>>>>>

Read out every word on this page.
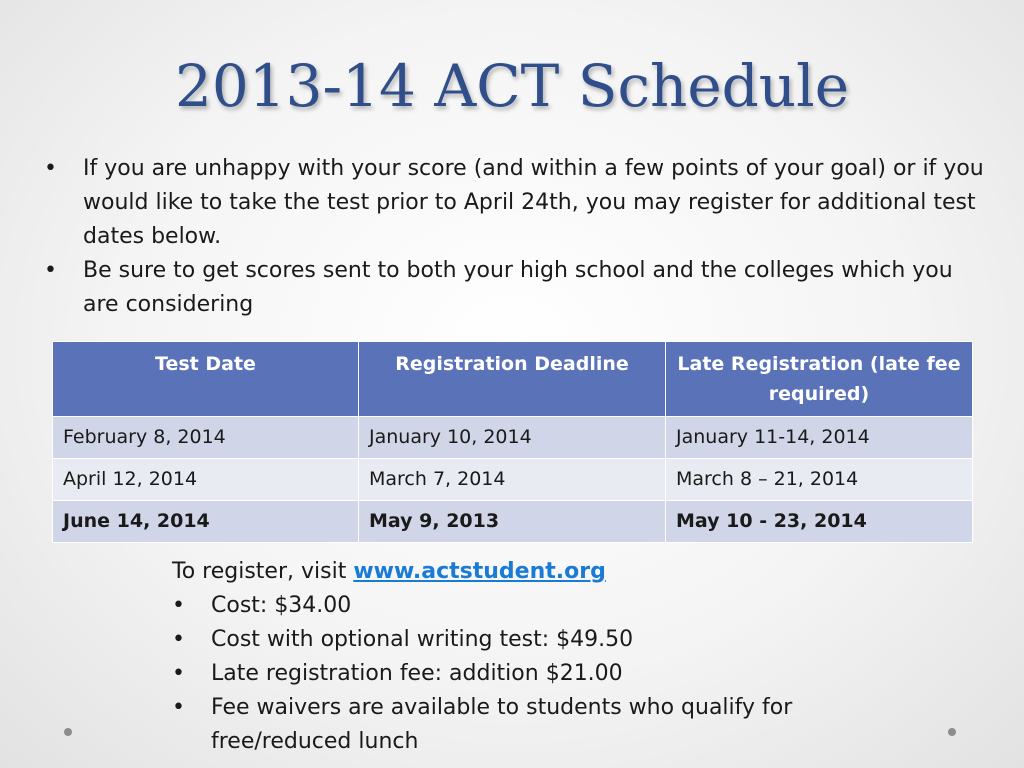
2013-14 ACT Schedule
• If you are unhappy with your score (and within a few points of your goal) or if you would like to take the test prior to April 24th, you may register for additional test dates below.
• Be sure to get scores sent to both your high school and the colleges which you are considering
Test Date	Registration Deadline	Late Registration (late fee required)
February 8, 2014	January 10, 2014	January 11-14, 2014
April 12, 2014	March 7, 2014	March 8 – 21, 2014
June 14, 2014	May 9, 2013	May 10 - 23, 2014
To register, visit www.actstudent.org
• Cost: $34.00
• Cost with optional writing test: $49.50
• Late registration fee: addition $21.00
• Fee waivers are available to students who qualify for free/reduced lunch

<<<<<

Request: Repeat the material exactly as it reads, without any of its pictures.

Answer in full:
Read out every word on this page.
2013-14 ACT Schedule
• If you are unhappy with your score (and within a few points of your goal) or if you would like to take the test prior to April 24th, you may register for additional test dates below.
• Be sure to get scores sent to both your high school and the colleges which you are considering
Test Date	Registration Deadline	Late Registration (late fee required)
February 8, 2014	January 10, 2014	January 11-14, 2014
April 12, 2014	March 7, 2014	March 8 – 21, 2014
June 14, 2014	May 9, 2013	May 10 - 23, 2014
To register, visit www.actstudent.org
• Cost: $34.00
• Cost with optional writing test: $49.50
• Late registration fee: addition $21.00
• Fee waivers are available to students who qualify for free/reduced lunch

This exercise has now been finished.